### Given problem
Repeat the records verbatim and leave the pictures out of your copy.

------ Material provided ------

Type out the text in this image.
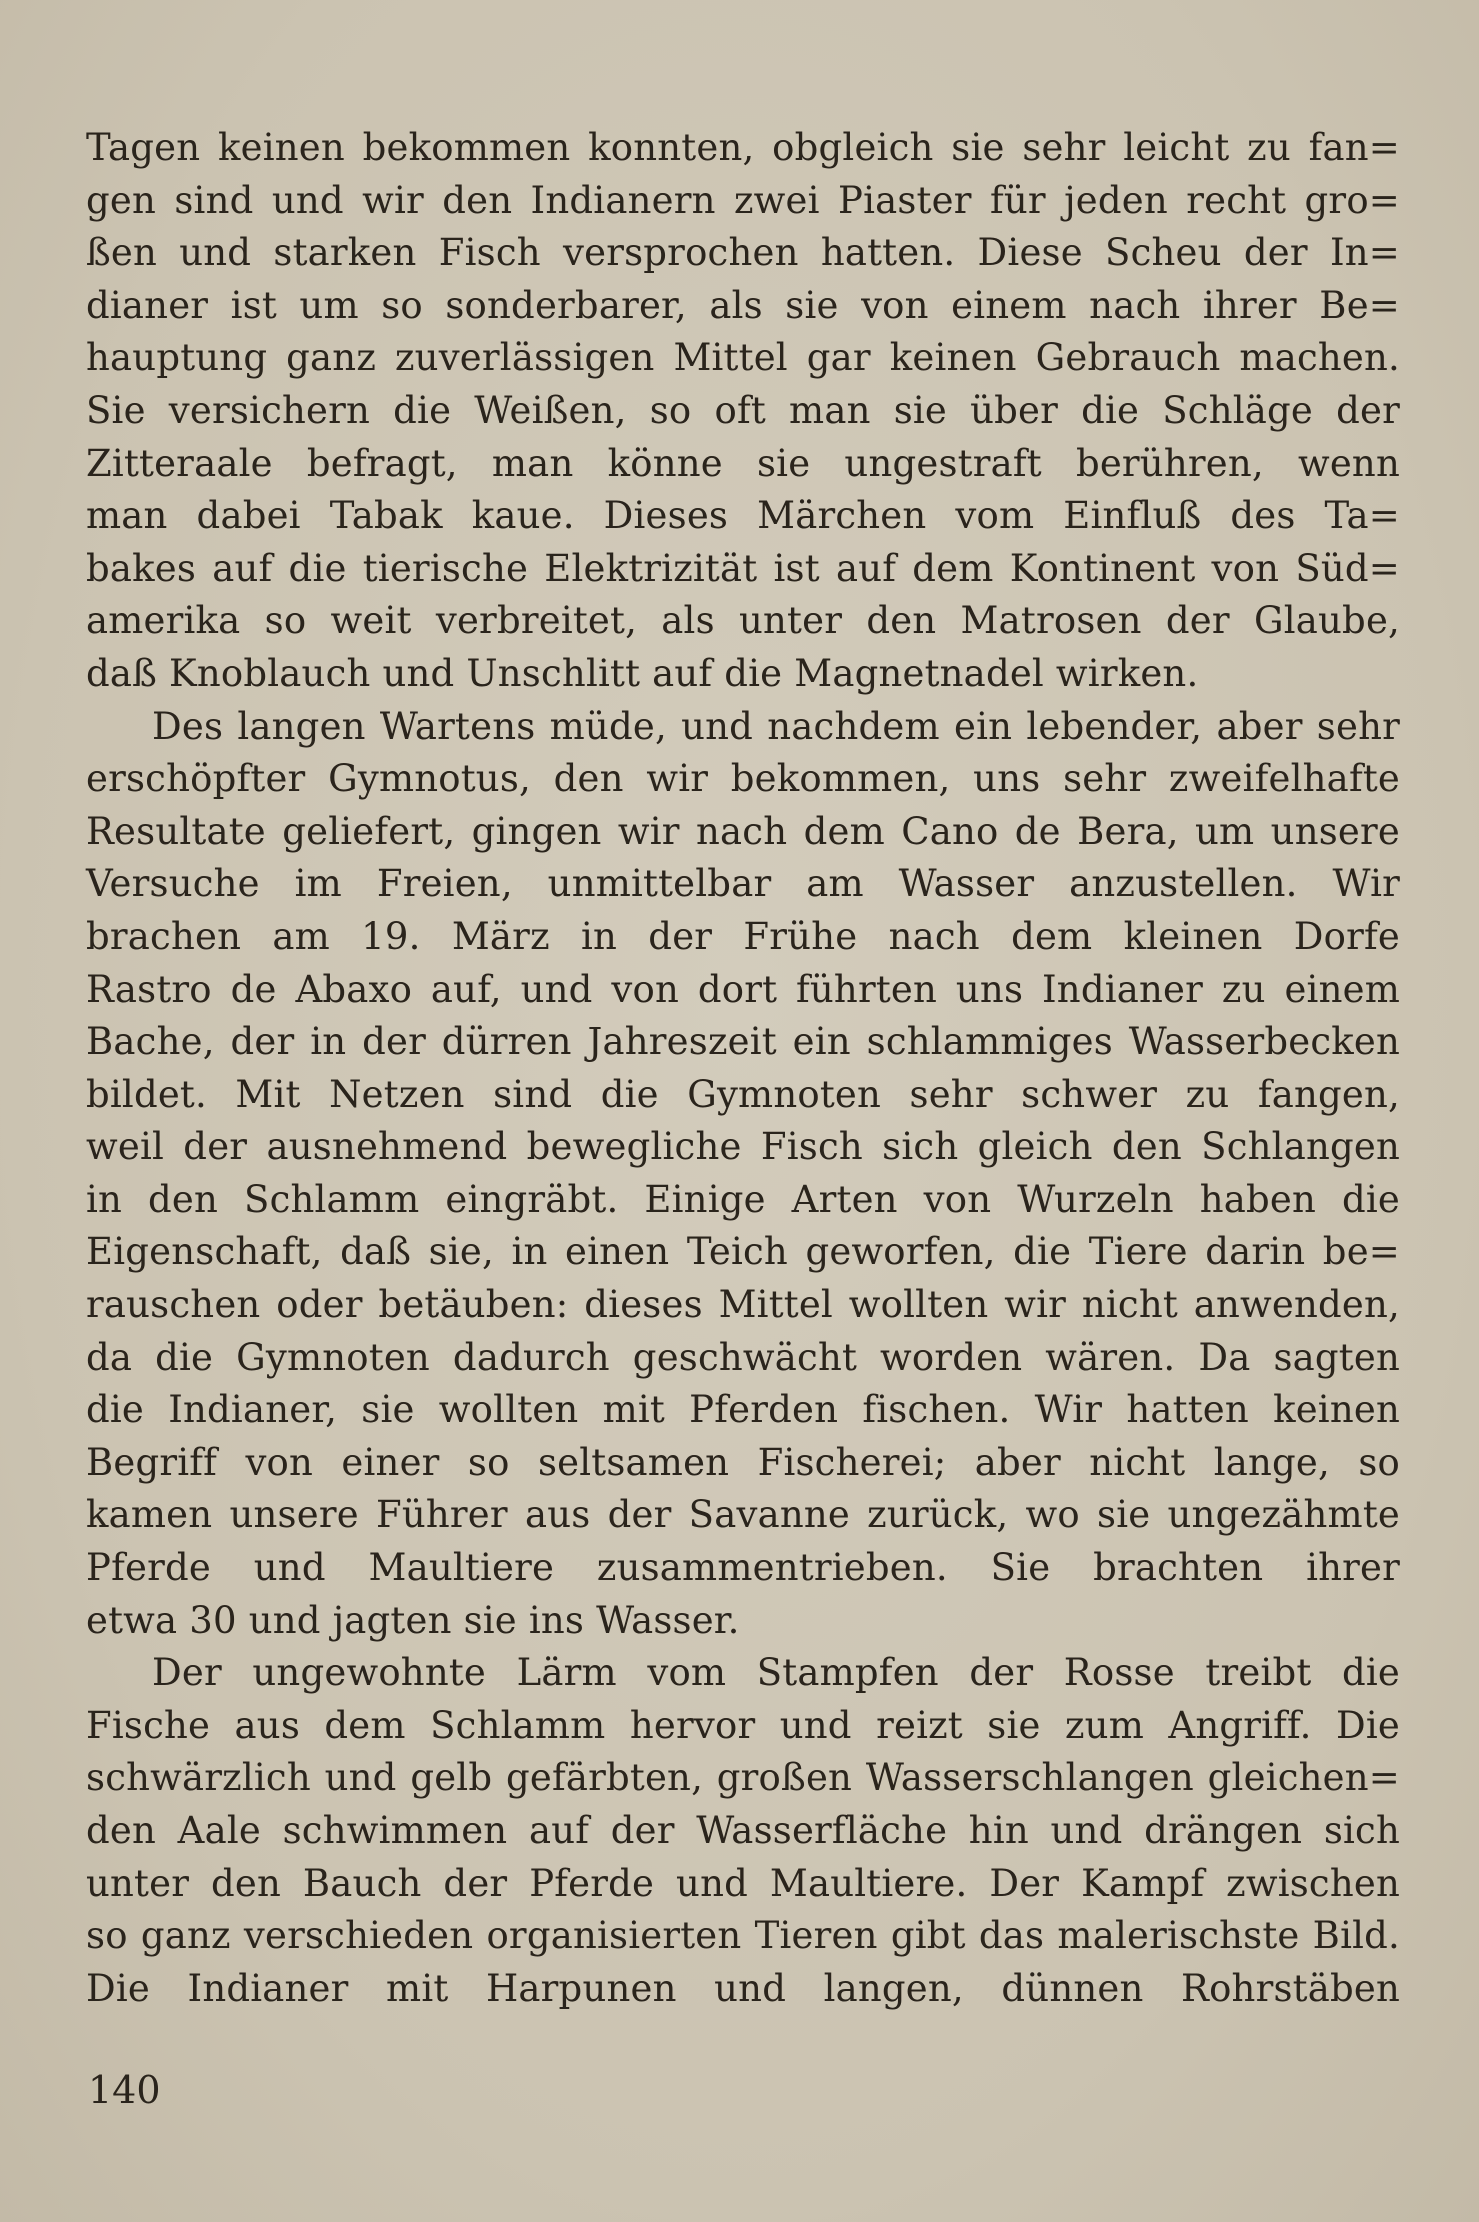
Tagen keinen bekommen konnten, obgleich sie sehr leicht zu fan=
gen sind und wir den Indianern zwei Piaster für jeden recht gro=
ßen und starken Fisch versprochen hatten. Diese Scheu der In=
dianer ist um so sonderbarer, als sie von einem nach ihrer Be=
hauptung ganz zuverlässigen Mittel gar keinen Gebrauch machen.
Sie versichern die Weißen, so oft man sie über die Schläge der
Zitteraale befragt, man könne sie ungestraft berühren, wenn
man dabei Tabak kaue. Dieses Märchen vom Einfluß des Ta=
bakes auf die tierische Elektrizität ist auf dem Kontinent von Süd=
amerika so weit verbreitet, als unter den Matrosen der Glaube,
daß Knoblauch und Unschlitt auf die Magnetnadel wirken.
Des langen Wartens müde, und nachdem ein lebender, aber sehr
erschöpfter Gymnotus, den wir bekommen, uns sehr zweifelhafte
Resultate geliefert, gingen wir nach dem Cano de Bera, um unsere
Versuche im Freien, unmittelbar am Wasser anzustellen. Wir
brachen am 19. März in der Frühe nach dem kleinen Dorfe
Rastro de Abaxo auf, und von dort führten uns Indianer zu einem
Bache, der in der dürren Jahreszeit ein schlammiges Wasserbecken
bildet. Mit Netzen sind die Gymnoten sehr schwer zu fangen,
weil der ausnehmend bewegliche Fisch sich gleich den Schlangen
in den Schlamm eingräbt. Einige Arten von Wurzeln haben die
Eigenschaft, daß sie, in einen Teich geworfen, die Tiere darin be=
rauschen oder betäuben: dieses Mittel wollten wir nicht anwenden,
da die Gymnoten dadurch geschwächt worden wären. Da sagten
die Indianer, sie wollten mit Pferden fischen. Wir hatten keinen
Begriff von einer so seltsamen Fischerei; aber nicht lange, so
kamen unsere Führer aus der Savanne zurück, wo sie ungezähmte
Pferde und Maultiere zusammentrieben. Sie brachten ihrer
etwa 30 und jagten sie ins Wasser.
Der ungewohnte Lärm vom Stampfen der Rosse treibt die
Fische aus dem Schlamm hervor und reizt sie zum Angriff. Die
schwärzlich und gelb gefärbten, großen Wasserschlangen gleichen=
den Aale schwimmen auf der Wasserfläche hin und drängen sich
unter den Bauch der Pferde und Maultiere. Der Kampf zwischen
so ganz verschieden organisierten Tieren gibt das malerischste Bild.
Die Indianer mit Harpunen und langen, dünnen Rohrstäben
140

------

### Task response
Type out the text in this image.
Tagen keinen bekommen konnten, obgleich sie sehr leicht zu fan=
gen sind und wir den Indianern zwei Piaster für jeden recht gro=
ßen und starken Fisch versprochen hatten. Diese Scheu der In=
dianer ist um so sonderbarer, als sie von einem nach ihrer Be=
hauptung ganz zuverlässigen Mittel gar keinen Gebrauch machen.
Sie versichern die Weißen, so oft man sie über die Schläge der
Zitteraale befragt, man könne sie ungestraft berühren, wenn
man dabei Tabak kaue. Dieses Märchen vom Einfluß des Ta=
bakes auf die tierische Elektrizität ist auf dem Kontinent von Süd=
amerika so weit verbreitet, als unter den Matrosen der Glaube,
daß Knoblauch und Unschlitt auf die Magnetnadel wirken.
Des langen Wartens müde, und nachdem ein lebender, aber sehr
erschöpfter Gymnotus, den wir bekommen, uns sehr zweifelhafte
Resultate geliefert, gingen wir nach dem Cano de Bera, um unsere
Versuche im Freien, unmittelbar am Wasser anzustellen. Wir
brachen am 19. März in der Frühe nach dem kleinen Dorfe
Rastro de Abaxo auf, und von dort führten uns Indianer zu einem
Bache, der in der dürren Jahreszeit ein schlammiges Wasserbecken
bildet. Mit Netzen sind die Gymnoten sehr schwer zu fangen,
weil der ausnehmend bewegliche Fisch sich gleich den Schlangen
in den Schlamm eingräbt. Einige Arten von Wurzeln haben die
Eigenschaft, daß sie, in einen Teich geworfen, die Tiere darin be=
rauschen oder betäuben: dieses Mittel wollten wir nicht anwenden,
da die Gymnoten dadurch geschwächt worden wären. Da sagten
die Indianer, sie wollten mit Pferden fischen. Wir hatten keinen
Begriff von einer so seltsamen Fischerei; aber nicht lange, so
kamen unsere Führer aus der Savanne zurück, wo sie ungezähmte
Pferde und Maultiere zusammentrieben. Sie brachten ihrer
etwa 30 und jagten sie ins Wasser.
Der ungewohnte Lärm vom Stampfen der Rosse treibt die
Fische aus dem Schlamm hervor und reizt sie zum Angriff. Die
schwärzlich und gelb gefärbten, großen Wasserschlangen gleichen=
den Aale schwimmen auf der Wasserfläche hin und drängen sich
unter den Bauch der Pferde und Maultiere. Der Kampf zwischen
so ganz verschieden organisierten Tieren gibt das malerischste Bild.
Die Indianer mit Harpunen und langen, dünnen Rohrstäben
140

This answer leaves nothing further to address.